> [GOAL OF THE EXERCISE]
Repeat the records word for word, excluding any picture.

(Entries from a visual dataset)
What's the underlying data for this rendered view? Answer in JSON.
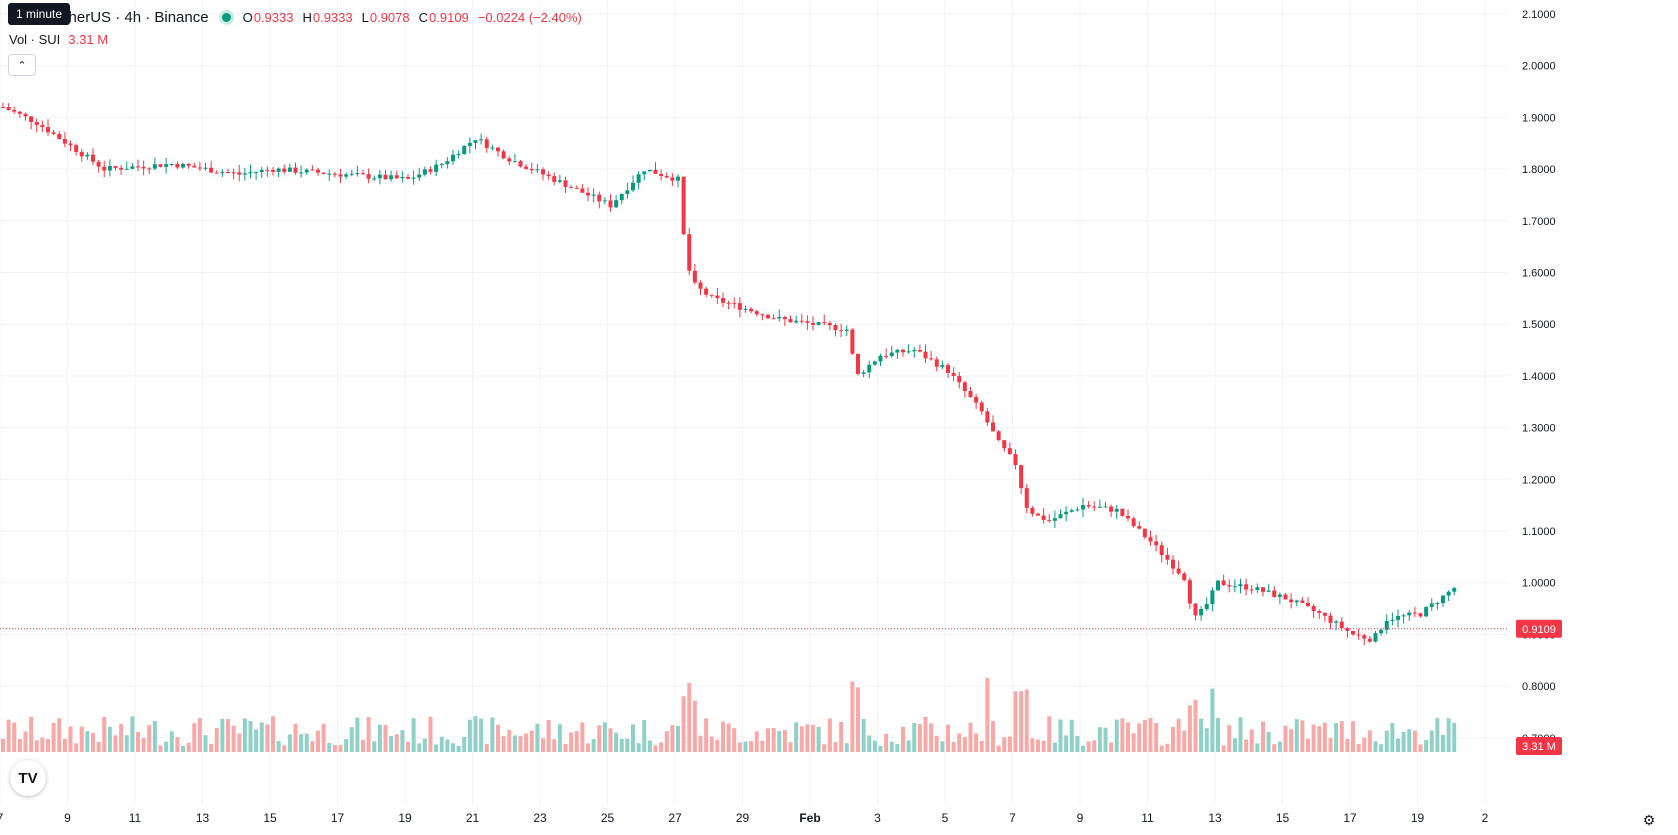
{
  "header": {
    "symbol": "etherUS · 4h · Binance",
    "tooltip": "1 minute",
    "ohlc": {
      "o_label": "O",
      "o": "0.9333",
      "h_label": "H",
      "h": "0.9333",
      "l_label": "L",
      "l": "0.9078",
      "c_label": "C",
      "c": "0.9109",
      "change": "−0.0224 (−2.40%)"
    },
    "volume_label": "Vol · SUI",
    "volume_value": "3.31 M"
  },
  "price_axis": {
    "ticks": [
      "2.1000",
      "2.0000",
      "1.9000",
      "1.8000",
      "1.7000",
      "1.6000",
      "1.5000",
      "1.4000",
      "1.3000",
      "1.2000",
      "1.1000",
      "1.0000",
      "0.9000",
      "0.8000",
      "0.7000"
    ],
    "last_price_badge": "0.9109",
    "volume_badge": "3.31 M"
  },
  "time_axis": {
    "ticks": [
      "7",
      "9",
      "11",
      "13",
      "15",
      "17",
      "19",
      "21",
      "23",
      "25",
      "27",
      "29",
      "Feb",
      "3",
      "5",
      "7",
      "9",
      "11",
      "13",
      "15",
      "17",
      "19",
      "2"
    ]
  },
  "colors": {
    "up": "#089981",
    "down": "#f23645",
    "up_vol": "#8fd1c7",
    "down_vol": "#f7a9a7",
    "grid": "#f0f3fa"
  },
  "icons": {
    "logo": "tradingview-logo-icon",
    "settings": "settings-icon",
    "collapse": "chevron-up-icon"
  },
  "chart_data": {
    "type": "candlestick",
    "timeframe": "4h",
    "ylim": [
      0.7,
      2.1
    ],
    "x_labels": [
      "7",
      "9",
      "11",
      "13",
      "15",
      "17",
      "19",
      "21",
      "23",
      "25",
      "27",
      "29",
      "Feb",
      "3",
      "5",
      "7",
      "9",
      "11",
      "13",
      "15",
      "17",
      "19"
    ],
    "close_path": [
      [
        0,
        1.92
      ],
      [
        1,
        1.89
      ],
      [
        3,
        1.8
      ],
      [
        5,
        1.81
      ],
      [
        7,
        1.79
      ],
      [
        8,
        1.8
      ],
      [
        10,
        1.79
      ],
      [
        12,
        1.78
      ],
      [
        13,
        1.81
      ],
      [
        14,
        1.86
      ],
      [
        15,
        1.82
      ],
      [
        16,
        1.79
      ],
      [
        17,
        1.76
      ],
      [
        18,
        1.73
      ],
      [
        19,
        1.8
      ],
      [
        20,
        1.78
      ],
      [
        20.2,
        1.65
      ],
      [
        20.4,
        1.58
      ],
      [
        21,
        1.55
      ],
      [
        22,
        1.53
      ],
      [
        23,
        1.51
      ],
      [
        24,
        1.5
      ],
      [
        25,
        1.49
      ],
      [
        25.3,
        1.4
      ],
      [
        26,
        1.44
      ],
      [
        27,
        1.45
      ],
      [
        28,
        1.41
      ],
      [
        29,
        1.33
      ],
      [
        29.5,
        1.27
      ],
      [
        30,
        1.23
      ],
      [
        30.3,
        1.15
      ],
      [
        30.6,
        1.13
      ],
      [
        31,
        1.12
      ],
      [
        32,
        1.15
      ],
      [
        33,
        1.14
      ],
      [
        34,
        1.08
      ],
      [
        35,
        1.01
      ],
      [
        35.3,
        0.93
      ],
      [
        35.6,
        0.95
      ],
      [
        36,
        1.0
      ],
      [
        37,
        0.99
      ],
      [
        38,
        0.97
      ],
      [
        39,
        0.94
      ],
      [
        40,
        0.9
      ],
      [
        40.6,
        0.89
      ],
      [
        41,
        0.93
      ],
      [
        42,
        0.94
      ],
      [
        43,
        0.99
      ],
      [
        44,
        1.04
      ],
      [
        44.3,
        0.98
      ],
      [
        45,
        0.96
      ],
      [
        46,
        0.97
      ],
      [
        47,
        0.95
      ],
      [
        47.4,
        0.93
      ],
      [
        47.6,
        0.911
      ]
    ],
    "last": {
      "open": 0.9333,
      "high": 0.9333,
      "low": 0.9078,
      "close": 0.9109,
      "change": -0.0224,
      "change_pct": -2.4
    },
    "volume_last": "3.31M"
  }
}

> [SOLUTION FOR THIS EXERCISE]
What's the underlying data for this rendered view? Answer in JSON.
{
  "header": {
    "symbol": "etherUS · 4h · Binance",
    "tooltip": "1 minute",
    "ohlc": {
      "o_label": "O",
      "o": "0.9333",
      "h_label": "H",
      "h": "0.9333",
      "l_label": "L",
      "l": "0.9078",
      "c_label": "C",
      "c": "0.9109",
      "change": "−0.0224 (−2.40%)"
    },
    "volume_label": "Vol · SUI",
    "volume_value": "3.31 M"
  },
  "price_axis": {
    "ticks": [
      "2.1000",
      "2.0000",
      "1.9000",
      "1.8000",
      "1.7000",
      "1.6000",
      "1.5000",
      "1.4000",
      "1.3000",
      "1.2000",
      "1.1000",
      "1.0000",
      "0.9000",
      "0.8000",
      "0.7000"
    ],
    "last_price_badge": "0.9109",
    "volume_badge": "3.31 M"
  },
  "time_axis": {
    "ticks": [
      "7",
      "9",
      "11",
      "13",
      "15",
      "17",
      "19",
      "21",
      "23",
      "25",
      "27",
      "29",
      "Feb",
      "3",
      "5",
      "7",
      "9",
      "11",
      "13",
      "15",
      "17",
      "19",
      "2"
    ]
  },
  "colors": {
    "up": "#089981",
    "down": "#f23645",
    "up_vol": "#8fd1c7",
    "down_vol": "#f7a9a7",
    "grid": "#f0f3fa"
  },
  "icons": {
    "logo": "tradingview-logo-icon",
    "settings": "settings-icon",
    "collapse": "chevron-up-icon"
  },
  "chart_data": {
    "type": "candlestick",
    "timeframe": "4h",
    "ylim": [
      0.7,
      2.1
    ],
    "x_labels": [
      "7",
      "9",
      "11",
      "13",
      "15",
      "17",
      "19",
      "21",
      "23",
      "25",
      "27",
      "29",
      "Feb",
      "3",
      "5",
      "7",
      "9",
      "11",
      "13",
      "15",
      "17",
      "19"
    ],
    "close_path": [
      [
        0,
        1.92
      ],
      [
        1,
        1.89
      ],
      [
        3,
        1.8
      ],
      [
        5,
        1.81
      ],
      [
        7,
        1.79
      ],
      [
        8,
        1.8
      ],
      [
        10,
        1.79
      ],
      [
        12,
        1.78
      ],
      [
        13,
        1.81
      ],
      [
        14,
        1.86
      ],
      [
        15,
        1.82
      ],
      [
        16,
        1.79
      ],
      [
        17,
        1.76
      ],
      [
        18,
        1.73
      ],
      [
        19,
        1.8
      ],
      [
        20,
        1.78
      ],
      [
        20.2,
        1.65
      ],
      [
        20.4,
        1.58
      ],
      [
        21,
        1.55
      ],
      [
        22,
        1.53
      ],
      [
        23,
        1.51
      ],
      [
        24,
        1.5
      ],
      [
        25,
        1.49
      ],
      [
        25.3,
        1.4
      ],
      [
        26,
        1.44
      ],
      [
        27,
        1.45
      ],
      [
        28,
        1.41
      ],
      [
        29,
        1.33
      ],
      [
        29.5,
        1.27
      ],
      [
        30,
        1.23
      ],
      [
        30.3,
        1.15
      ],
      [
        30.6,
        1.13
      ],
      [
        31,
        1.12
      ],
      [
        32,
        1.15
      ],
      [
        33,
        1.14
      ],
      [
        34,
        1.08
      ],
      [
        35,
        1.01
      ],
      [
        35.3,
        0.93
      ],
      [
        35.6,
        0.95
      ],
      [
        36,
        1.0
      ],
      [
        37,
        0.99
      ],
      [
        38,
        0.97
      ],
      [
        39,
        0.94
      ],
      [
        40,
        0.9
      ],
      [
        40.6,
        0.89
      ],
      [
        41,
        0.93
      ],
      [
        42,
        0.94
      ],
      [
        43,
        0.99
      ],
      [
        44,
        1.04
      ],
      [
        44.3,
        0.98
      ],
      [
        45,
        0.96
      ],
      [
        46,
        0.97
      ],
      [
        47,
        0.95
      ],
      [
        47.4,
        0.93
      ],
      [
        47.6,
        0.911
      ]
    ],
    "last": {
      "open": 0.9333,
      "high": 0.9333,
      "low": 0.9078,
      "close": 0.9109,
      "change": -0.0224,
      "change_pct": -2.4
    },
    "volume_last": "3.31M"
  }
}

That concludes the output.